> **RECORDS**:
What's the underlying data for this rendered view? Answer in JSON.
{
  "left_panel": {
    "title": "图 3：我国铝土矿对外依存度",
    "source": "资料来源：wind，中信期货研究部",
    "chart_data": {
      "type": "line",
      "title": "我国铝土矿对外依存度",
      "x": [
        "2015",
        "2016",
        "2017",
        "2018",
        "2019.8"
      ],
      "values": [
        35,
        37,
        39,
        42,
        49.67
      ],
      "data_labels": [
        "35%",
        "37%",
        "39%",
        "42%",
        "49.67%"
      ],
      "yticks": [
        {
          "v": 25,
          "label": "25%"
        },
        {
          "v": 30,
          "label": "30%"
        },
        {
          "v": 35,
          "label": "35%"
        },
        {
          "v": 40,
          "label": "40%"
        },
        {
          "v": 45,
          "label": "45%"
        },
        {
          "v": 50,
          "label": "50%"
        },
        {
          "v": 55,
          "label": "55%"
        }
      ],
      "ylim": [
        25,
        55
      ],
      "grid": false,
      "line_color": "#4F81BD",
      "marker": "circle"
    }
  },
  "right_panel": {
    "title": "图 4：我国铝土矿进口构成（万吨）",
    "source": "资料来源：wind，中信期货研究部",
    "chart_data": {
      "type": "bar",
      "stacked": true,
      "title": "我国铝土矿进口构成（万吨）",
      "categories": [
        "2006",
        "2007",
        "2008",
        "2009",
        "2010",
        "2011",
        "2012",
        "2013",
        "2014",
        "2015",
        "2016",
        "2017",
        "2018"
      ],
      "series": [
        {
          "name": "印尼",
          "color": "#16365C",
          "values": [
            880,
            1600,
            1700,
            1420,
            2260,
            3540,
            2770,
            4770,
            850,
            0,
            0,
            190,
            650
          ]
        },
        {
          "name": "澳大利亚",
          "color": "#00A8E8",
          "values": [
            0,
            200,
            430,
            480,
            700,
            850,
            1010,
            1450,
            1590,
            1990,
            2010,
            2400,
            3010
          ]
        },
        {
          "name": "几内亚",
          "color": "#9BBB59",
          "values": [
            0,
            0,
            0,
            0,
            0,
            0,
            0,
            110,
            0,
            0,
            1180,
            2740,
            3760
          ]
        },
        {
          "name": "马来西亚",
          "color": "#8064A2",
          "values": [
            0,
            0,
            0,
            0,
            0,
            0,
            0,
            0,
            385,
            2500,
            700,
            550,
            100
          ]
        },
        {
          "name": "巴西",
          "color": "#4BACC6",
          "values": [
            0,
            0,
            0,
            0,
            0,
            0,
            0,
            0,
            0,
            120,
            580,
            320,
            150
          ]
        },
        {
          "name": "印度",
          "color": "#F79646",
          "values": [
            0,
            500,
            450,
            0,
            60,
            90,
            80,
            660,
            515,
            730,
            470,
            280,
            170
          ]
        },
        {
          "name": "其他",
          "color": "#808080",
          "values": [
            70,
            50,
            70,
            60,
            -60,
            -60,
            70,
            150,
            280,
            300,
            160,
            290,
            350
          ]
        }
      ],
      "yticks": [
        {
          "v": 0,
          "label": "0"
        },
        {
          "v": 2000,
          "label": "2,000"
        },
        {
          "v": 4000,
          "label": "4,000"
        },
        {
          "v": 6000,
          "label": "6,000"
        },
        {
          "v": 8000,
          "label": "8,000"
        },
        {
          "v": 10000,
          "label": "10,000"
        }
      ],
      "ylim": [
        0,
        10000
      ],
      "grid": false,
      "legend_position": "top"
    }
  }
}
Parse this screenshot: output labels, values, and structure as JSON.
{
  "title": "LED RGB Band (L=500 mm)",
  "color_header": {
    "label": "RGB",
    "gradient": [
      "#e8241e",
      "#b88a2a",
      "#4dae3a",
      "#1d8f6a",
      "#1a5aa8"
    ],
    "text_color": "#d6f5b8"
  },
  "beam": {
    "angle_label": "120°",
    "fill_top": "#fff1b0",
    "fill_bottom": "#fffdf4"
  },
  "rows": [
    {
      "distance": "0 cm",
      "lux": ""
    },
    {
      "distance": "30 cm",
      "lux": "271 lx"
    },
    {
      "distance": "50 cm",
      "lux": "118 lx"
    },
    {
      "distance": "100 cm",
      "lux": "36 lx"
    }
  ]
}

> **PROMPT**: Write the data out again in full and exactly.

> **ANSWER TO THIS EXERCISE**:
What's the underlying data for this rendered view? Answer in JSON.
{
  "left_panel": {
    "title": "图 3：我国铝土矿对外依存度",
    "source": "资料来源：wind，中信期货研究部",
    "chart_data": {
      "type": "line",
      "title": "我国铝土矿对外依存度",
      "x": [
        "2015",
        "2016",
        "2017",
        "2018",
        "2019.8"
      ],
      "values": [
        35,
        37,
        39,
        42,
        49.67
      ],
      "data_labels": [
        "35%",
        "37%",
        "39%",
        "42%",
        "49.67%"
      ],
      "yticks": [
        {
          "v": 25,
          "label": "25%"
        },
        {
          "v": 30,
          "label": "30%"
        },
        {
          "v": 35,
          "label": "35%"
        },
        {
          "v": 40,
          "label": "40%"
        },
        {
          "v": 45,
          "label": "45%"
        },
        {
          "v": 50,
          "label": "50%"
        },
        {
          "v": 55,
          "label": "55%"
        }
      ],
      "ylim": [
        25,
        55
      ],
      "grid": false,
      "line_color": "#4F81BD",
      "marker": "circle"
    }
  },
  "right_panel": {
    "title": "图 4：我国铝土矿进口构成（万吨）",
    "source": "资料来源：wind，中信期货研究部",
    "chart_data": {
      "type": "bar",
      "stacked": true,
      "title": "我国铝土矿进口构成（万吨）",
      "categories": [
        "2006",
        "2007",
        "2008",
        "2009",
        "2010",
        "2011",
        "2012",
        "2013",
        "2014",
        "2015",
        "2016",
        "2017",
        "2018"
      ],
      "series": [
        {
          "name": "印尼",
          "color": "#16365C",
          "values": [
            880,
            1600,
            1700,
            1420,
            2260,
            3540,
            2770,
            4770,
            850,
            0,
            0,
            190,
            650
          ]
        },
        {
          "name": "澳大利亚",
          "color": "#00A8E8",
          "values": [
            0,
            200,
            430,
            480,
            700,
            850,
            1010,
            1450,
            1590,
            1990,
            2010,
            2400,
            3010
          ]
        },
        {
          "name": "几内亚",
          "color": "#9BBB59",
          "values": [
            0,
            0,
            0,
            0,
            0,
            0,
            0,
            110,
            0,
            0,
            1180,
            2740,
            3760
          ]
        },
        {
          "name": "马来西亚",
          "color": "#8064A2",
          "values": [
            0,
            0,
            0,
            0,
            0,
            0,
            0,
            0,
            385,
            2500,
            700,
            550,
            100
          ]
        },
        {
          "name": "巴西",
          "color": "#4BACC6",
          "values": [
            0,
            0,
            0,
            0,
            0,
            0,
            0,
            0,
            0,
            120,
            580,
            320,
            150
          ]
        },
        {
          "name": "印度",
          "color": "#F79646",
          "values": [
            0,
            500,
            450,
            0,
            60,
            90,
            80,
            660,
            515,
            730,
            470,
            280,
            170
          ]
        },
        {
          "name": "其他",
          "color": "#808080",
          "values": [
            70,
            50,
            70,
            60,
            -60,
            -60,
            70,
            150,
            280,
            300,
            160,
            290,
            350
          ]
        }
      ],
      "yticks": [
        {
          "v": 0,
          "label": "0"
        },
        {
          "v": 2000,
          "label": "2,000"
        },
        {
          "v": 4000,
          "label": "4,000"
        },
        {
          "v": 6000,
          "label": "6,000"
        },
        {
          "v": 8000,
          "label": "8,000"
        },
        {
          "v": 10000,
          "label": "10,000"
        }
      ],
      "ylim": [
        0,
        10000
      ],
      "grid": false,
      "legend_position": "top"
    }
  }
}
Parse this screenshot: output labels, values, and structure as JSON.
{
  "title": "LED RGB Band (L=500 mm)",
  "color_header": {
    "label": "RGB",
    "gradient": [
      "#e8241e",
      "#b88a2a",
      "#4dae3a",
      "#1d8f6a",
      "#1a5aa8"
    ],
    "text_color": "#d6f5b8"
  },
  "beam": {
    "angle_label": "120°",
    "fill_top": "#fff1b0",
    "fill_bottom": "#fffdf4"
  },
  "rows": [
    {
      "distance": "0 cm",
      "lux": ""
    },
    {
      "distance": "30 cm",
      "lux": "271 lx"
    },
    {
      "distance": "50 cm",
      "lux": "118 lx"
    },
    {
      "distance": "100 cm",
      "lux": "36 lx"
    }
  ]
}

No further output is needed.